— start of DATASET EXCERPTS —

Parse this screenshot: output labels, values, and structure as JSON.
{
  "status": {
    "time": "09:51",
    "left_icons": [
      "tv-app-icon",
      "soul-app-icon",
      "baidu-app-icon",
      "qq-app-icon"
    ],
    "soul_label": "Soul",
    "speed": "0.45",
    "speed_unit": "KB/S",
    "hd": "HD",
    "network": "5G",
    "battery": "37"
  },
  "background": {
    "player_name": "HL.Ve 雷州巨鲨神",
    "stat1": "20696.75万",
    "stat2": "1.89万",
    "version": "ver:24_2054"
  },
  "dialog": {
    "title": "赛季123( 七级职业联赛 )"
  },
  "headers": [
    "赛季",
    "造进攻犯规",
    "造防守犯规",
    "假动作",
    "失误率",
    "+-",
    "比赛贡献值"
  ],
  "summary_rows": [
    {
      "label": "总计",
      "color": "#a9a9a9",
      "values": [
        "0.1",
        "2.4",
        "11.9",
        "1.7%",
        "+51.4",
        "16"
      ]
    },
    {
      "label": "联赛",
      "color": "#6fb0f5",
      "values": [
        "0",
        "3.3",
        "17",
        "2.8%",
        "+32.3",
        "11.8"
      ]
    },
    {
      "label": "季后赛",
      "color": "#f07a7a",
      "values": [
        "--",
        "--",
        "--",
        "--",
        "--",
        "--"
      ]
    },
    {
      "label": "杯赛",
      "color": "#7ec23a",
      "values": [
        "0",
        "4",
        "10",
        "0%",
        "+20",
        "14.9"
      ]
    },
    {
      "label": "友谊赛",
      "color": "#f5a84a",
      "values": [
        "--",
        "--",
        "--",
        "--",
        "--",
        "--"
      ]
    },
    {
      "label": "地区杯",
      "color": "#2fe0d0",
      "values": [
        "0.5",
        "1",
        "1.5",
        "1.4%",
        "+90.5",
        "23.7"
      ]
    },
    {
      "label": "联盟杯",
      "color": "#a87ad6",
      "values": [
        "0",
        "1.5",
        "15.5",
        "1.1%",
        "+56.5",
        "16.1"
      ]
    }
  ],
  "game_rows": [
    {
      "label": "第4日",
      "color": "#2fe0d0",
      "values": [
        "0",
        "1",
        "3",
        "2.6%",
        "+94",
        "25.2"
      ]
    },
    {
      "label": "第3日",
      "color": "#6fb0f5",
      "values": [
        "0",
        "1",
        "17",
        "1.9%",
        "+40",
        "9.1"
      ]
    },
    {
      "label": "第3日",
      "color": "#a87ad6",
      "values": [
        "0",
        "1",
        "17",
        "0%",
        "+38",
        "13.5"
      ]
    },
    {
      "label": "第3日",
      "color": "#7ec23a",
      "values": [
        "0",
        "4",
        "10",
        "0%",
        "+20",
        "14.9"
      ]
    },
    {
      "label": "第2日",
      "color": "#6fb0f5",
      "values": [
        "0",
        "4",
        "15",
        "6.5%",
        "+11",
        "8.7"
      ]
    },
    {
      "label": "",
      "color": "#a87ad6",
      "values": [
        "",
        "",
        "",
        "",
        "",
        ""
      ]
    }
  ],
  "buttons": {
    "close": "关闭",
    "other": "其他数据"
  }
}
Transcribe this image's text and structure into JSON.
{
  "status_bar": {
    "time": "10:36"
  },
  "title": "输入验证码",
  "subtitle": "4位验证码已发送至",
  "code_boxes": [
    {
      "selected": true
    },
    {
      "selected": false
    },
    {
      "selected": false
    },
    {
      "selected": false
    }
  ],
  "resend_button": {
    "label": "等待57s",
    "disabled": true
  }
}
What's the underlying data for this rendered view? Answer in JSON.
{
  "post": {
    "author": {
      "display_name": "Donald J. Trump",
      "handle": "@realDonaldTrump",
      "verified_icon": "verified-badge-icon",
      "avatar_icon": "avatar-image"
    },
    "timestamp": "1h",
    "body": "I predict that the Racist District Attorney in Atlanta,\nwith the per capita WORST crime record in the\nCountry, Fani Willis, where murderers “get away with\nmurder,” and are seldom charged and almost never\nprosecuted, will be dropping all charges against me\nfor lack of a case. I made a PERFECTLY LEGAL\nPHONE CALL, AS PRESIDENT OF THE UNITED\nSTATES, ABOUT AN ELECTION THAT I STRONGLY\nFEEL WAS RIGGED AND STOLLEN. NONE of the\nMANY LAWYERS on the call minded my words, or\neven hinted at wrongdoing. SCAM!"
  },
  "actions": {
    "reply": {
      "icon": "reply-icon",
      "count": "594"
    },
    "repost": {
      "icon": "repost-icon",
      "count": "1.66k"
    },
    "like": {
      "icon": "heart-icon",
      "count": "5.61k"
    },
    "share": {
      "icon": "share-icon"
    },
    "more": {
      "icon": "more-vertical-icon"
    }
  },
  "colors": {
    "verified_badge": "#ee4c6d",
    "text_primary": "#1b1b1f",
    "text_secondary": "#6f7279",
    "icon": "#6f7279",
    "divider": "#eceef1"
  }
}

— end of DATASET EXCERPTS —

*PROBLEM*
Reply with nothing except the number of lines in the listing above that include the string "JSON".

*OUTPUT OF THE TASK*
3